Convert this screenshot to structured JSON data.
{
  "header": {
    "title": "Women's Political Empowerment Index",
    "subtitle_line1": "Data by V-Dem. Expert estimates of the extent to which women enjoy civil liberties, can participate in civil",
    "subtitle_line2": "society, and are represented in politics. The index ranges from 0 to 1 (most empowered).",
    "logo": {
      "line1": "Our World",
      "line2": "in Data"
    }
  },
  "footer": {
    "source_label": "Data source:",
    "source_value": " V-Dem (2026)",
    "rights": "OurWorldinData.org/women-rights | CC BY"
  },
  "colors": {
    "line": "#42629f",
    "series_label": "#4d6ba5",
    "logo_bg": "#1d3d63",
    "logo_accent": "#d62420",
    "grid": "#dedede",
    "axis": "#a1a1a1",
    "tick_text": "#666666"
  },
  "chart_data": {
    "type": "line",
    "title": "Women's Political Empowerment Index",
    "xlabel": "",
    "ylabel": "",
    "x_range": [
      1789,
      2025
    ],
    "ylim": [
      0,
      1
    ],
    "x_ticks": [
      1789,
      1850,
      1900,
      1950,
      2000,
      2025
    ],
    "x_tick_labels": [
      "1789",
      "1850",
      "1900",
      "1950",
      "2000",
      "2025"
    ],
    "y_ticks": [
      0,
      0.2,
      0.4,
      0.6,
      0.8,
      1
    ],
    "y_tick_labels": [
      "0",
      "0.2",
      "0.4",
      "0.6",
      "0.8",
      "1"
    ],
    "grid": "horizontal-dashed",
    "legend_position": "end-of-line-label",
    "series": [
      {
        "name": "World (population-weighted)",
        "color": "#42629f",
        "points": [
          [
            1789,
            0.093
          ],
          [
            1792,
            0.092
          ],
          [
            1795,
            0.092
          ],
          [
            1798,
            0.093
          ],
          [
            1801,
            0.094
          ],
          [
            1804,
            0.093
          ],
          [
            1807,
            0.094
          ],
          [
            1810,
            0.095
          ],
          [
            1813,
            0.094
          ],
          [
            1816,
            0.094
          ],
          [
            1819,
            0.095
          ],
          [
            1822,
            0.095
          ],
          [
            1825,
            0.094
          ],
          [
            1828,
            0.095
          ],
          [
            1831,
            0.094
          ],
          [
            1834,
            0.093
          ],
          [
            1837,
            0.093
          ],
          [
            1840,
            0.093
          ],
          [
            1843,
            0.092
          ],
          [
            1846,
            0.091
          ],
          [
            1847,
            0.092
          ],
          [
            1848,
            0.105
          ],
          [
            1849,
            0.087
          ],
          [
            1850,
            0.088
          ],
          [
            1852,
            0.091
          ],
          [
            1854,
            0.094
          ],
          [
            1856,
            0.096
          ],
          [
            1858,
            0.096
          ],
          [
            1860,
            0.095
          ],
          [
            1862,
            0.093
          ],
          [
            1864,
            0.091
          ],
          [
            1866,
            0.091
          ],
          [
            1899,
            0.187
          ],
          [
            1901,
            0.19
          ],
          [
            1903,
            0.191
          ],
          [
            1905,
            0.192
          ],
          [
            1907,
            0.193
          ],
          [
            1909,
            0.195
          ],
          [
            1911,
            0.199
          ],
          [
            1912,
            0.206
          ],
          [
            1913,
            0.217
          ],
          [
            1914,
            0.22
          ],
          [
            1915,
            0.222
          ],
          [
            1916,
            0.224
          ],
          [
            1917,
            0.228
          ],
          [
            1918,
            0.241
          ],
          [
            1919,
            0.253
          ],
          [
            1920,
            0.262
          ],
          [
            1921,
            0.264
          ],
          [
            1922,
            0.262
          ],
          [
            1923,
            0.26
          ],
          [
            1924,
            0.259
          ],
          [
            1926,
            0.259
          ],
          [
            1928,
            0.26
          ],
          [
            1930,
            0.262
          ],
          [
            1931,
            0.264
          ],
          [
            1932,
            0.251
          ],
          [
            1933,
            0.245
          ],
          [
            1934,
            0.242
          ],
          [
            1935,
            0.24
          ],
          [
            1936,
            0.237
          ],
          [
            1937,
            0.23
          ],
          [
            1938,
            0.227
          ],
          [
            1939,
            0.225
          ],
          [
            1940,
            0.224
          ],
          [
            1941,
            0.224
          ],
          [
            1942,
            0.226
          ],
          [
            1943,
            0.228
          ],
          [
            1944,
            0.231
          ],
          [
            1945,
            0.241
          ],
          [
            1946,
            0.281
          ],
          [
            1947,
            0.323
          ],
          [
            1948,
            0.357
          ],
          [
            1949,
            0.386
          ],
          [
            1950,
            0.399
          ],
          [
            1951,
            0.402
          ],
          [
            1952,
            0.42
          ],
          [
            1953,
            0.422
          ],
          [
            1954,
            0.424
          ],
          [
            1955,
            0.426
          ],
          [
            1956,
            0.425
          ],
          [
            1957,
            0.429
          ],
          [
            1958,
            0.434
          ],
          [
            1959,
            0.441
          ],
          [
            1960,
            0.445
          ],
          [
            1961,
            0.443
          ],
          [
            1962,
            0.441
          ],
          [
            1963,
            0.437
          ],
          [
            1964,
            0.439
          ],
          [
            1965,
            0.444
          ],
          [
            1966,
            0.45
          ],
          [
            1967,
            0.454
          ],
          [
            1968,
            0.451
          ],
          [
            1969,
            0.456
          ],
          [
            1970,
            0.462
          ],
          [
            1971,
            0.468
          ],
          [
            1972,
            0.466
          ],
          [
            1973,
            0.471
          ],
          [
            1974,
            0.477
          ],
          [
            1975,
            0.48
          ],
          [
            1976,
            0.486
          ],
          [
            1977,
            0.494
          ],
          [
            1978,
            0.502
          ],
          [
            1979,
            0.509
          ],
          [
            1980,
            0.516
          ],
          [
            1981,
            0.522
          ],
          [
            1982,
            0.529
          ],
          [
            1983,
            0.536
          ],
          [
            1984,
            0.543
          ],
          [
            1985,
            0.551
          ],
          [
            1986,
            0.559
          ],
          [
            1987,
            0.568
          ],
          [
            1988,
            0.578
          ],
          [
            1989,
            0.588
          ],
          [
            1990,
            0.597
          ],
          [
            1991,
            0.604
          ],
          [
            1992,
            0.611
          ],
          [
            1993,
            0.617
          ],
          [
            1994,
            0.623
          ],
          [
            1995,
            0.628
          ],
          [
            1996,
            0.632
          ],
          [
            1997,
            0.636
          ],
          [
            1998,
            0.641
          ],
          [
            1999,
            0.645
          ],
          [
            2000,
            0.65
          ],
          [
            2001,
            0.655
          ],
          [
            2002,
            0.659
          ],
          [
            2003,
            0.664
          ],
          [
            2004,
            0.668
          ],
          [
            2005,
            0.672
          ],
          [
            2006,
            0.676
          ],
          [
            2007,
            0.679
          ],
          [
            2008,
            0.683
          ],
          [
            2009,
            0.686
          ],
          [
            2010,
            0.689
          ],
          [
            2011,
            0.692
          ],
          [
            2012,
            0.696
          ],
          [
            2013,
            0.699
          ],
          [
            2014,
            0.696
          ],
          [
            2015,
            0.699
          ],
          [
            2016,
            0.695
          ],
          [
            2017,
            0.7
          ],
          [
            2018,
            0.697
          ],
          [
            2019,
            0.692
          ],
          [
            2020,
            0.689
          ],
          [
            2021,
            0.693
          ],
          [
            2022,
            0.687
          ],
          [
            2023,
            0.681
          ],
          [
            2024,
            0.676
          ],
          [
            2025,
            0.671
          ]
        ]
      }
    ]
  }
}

Request: Transcribe every entry exactly.

Result of the exercise:
Convert this screenshot to structured JSON data.
{
  "header": {
    "title": "Women's Political Empowerment Index",
    "subtitle_line1": "Data by V-Dem. Expert estimates of the extent to which women enjoy civil liberties, can participate in civil",
    "subtitle_line2": "society, and are represented in politics. The index ranges from 0 to 1 (most empowered).",
    "logo": {
      "line1": "Our World",
      "line2": "in Data"
    }
  },
  "footer": {
    "source_label": "Data source:",
    "source_value": " V-Dem (2026)",
    "rights": "OurWorldinData.org/women-rights | CC BY"
  },
  "colors": {
    "line": "#42629f",
    "series_label": "#4d6ba5",
    "logo_bg": "#1d3d63",
    "logo_accent": "#d62420",
    "grid": "#dedede",
    "axis": "#a1a1a1",
    "tick_text": "#666666"
  },
  "chart_data": {
    "type": "line",
    "title": "Women's Political Empowerment Index",
    "xlabel": "",
    "ylabel": "",
    "x_range": [
      1789,
      2025
    ],
    "ylim": [
      0,
      1
    ],
    "x_ticks": [
      1789,
      1850,
      1900,
      1950,
      2000,
      2025
    ],
    "x_tick_labels": [
      "1789",
      "1850",
      "1900",
      "1950",
      "2000",
      "2025"
    ],
    "y_ticks": [
      0,
      0.2,
      0.4,
      0.6,
      0.8,
      1
    ],
    "y_tick_labels": [
      "0",
      "0.2",
      "0.4",
      "0.6",
      "0.8",
      "1"
    ],
    "grid": "horizontal-dashed",
    "legend_position": "end-of-line-label",
    "series": [
      {
        "name": "World (population-weighted)",
        "color": "#42629f",
        "points": [
          [
            1789,
            0.093
          ],
          [
            1792,
            0.092
          ],
          [
            1795,
            0.092
          ],
          [
            1798,
            0.093
          ],
          [
            1801,
            0.094
          ],
          [
            1804,
            0.093
          ],
          [
            1807,
            0.094
          ],
          [
            1810,
            0.095
          ],
          [
            1813,
            0.094
          ],
          [
            1816,
            0.094
          ],
          [
            1819,
            0.095
          ],
          [
            1822,
            0.095
          ],
          [
            1825,
            0.094
          ],
          [
            1828,
            0.095
          ],
          [
            1831,
            0.094
          ],
          [
            1834,
            0.093
          ],
          [
            1837,
            0.093
          ],
          [
            1840,
            0.093
          ],
          [
            1843,
            0.092
          ],
          [
            1846,
            0.091
          ],
          [
            1847,
            0.092
          ],
          [
            1848,
            0.105
          ],
          [
            1849,
            0.087
          ],
          [
            1850,
            0.088
          ],
          [
            1852,
            0.091
          ],
          [
            1854,
            0.094
          ],
          [
            1856,
            0.096
          ],
          [
            1858,
            0.096
          ],
          [
            1860,
            0.095
          ],
          [
            1862,
            0.093
          ],
          [
            1864,
            0.091
          ],
          [
            1866,
            0.091
          ],
          [
            1899,
            0.187
          ],
          [
            1901,
            0.19
          ],
          [
            1903,
            0.191
          ],
          [
            1905,
            0.192
          ],
          [
            1907,
            0.193
          ],
          [
            1909,
            0.195
          ],
          [
            1911,
            0.199
          ],
          [
            1912,
            0.206
          ],
          [
            1913,
            0.217
          ],
          [
            1914,
            0.22
          ],
          [
            1915,
            0.222
          ],
          [
            1916,
            0.224
          ],
          [
            1917,
            0.228
          ],
          [
            1918,
            0.241
          ],
          [
            1919,
            0.253
          ],
          [
            1920,
            0.262
          ],
          [
            1921,
            0.264
          ],
          [
            1922,
            0.262
          ],
          [
            1923,
            0.26
          ],
          [
            1924,
            0.259
          ],
          [
            1926,
            0.259
          ],
          [
            1928,
            0.26
          ],
          [
            1930,
            0.262
          ],
          [
            1931,
            0.264
          ],
          [
            1932,
            0.251
          ],
          [
            1933,
            0.245
          ],
          [
            1934,
            0.242
          ],
          [
            1935,
            0.24
          ],
          [
            1936,
            0.237
          ],
          [
            1937,
            0.23
          ],
          [
            1938,
            0.227
          ],
          [
            1939,
            0.225
          ],
          [
            1940,
            0.224
          ],
          [
            1941,
            0.224
          ],
          [
            1942,
            0.226
          ],
          [
            1943,
            0.228
          ],
          [
            1944,
            0.231
          ],
          [
            1945,
            0.241
          ],
          [
            1946,
            0.281
          ],
          [
            1947,
            0.323
          ],
          [
            1948,
            0.357
          ],
          [
            1949,
            0.386
          ],
          [
            1950,
            0.399
          ],
          [
            1951,
            0.402
          ],
          [
            1952,
            0.42
          ],
          [
            1953,
            0.422
          ],
          [
            1954,
            0.424
          ],
          [
            1955,
            0.426
          ],
          [
            1956,
            0.425
          ],
          [
            1957,
            0.429
          ],
          [
            1958,
            0.434
          ],
          [
            1959,
            0.441
          ],
          [
            1960,
            0.445
          ],
          [
            1961,
            0.443
          ],
          [
            1962,
            0.441
          ],
          [
            1963,
            0.437
          ],
          [
            1964,
            0.439
          ],
          [
            1965,
            0.444
          ],
          [
            1966,
            0.45
          ],
          [
            1967,
            0.454
          ],
          [
            1968,
            0.451
          ],
          [
            1969,
            0.456
          ],
          [
            1970,
            0.462
          ],
          [
            1971,
            0.468
          ],
          [
            1972,
            0.466
          ],
          [
            1973,
            0.471
          ],
          [
            1974,
            0.477
          ],
          [
            1975,
            0.48
          ],
          [
            1976,
            0.486
          ],
          [
            1977,
            0.494
          ],
          [
            1978,
            0.502
          ],
          [
            1979,
            0.509
          ],
          [
            1980,
            0.516
          ],
          [
            1981,
            0.522
          ],
          [
            1982,
            0.529
          ],
          [
            1983,
            0.536
          ],
          [
            1984,
            0.543
          ],
          [
            1985,
            0.551
          ],
          [
            1986,
            0.559
          ],
          [
            1987,
            0.568
          ],
          [
            1988,
            0.578
          ],
          [
            1989,
            0.588
          ],
          [
            1990,
            0.597
          ],
          [
            1991,
            0.604
          ],
          [
            1992,
            0.611
          ],
          [
            1993,
            0.617
          ],
          [
            1994,
            0.623
          ],
          [
            1995,
            0.628
          ],
          [
            1996,
            0.632
          ],
          [
            1997,
            0.636
          ],
          [
            1998,
            0.641
          ],
          [
            1999,
            0.645
          ],
          [
            2000,
            0.65
          ],
          [
            2001,
            0.655
          ],
          [
            2002,
            0.659
          ],
          [
            2003,
            0.664
          ],
          [
            2004,
            0.668
          ],
          [
            2005,
            0.672
          ],
          [
            2006,
            0.676
          ],
          [
            2007,
            0.679
          ],
          [
            2008,
            0.683
          ],
          [
            2009,
            0.686
          ],
          [
            2010,
            0.689
          ],
          [
            2011,
            0.692
          ],
          [
            2012,
            0.696
          ],
          [
            2013,
            0.699
          ],
          [
            2014,
            0.696
          ],
          [
            2015,
            0.699
          ],
          [
            2016,
            0.695
          ],
          [
            2017,
            0.7
          ],
          [
            2018,
            0.697
          ],
          [
            2019,
            0.692
          ],
          [
            2020,
            0.689
          ],
          [
            2021,
            0.693
          ],
          [
            2022,
            0.687
          ],
          [
            2023,
            0.681
          ],
          [
            2024,
            0.676
          ],
          [
            2025,
            0.671
          ]
        ]
      }
    ]
  }
}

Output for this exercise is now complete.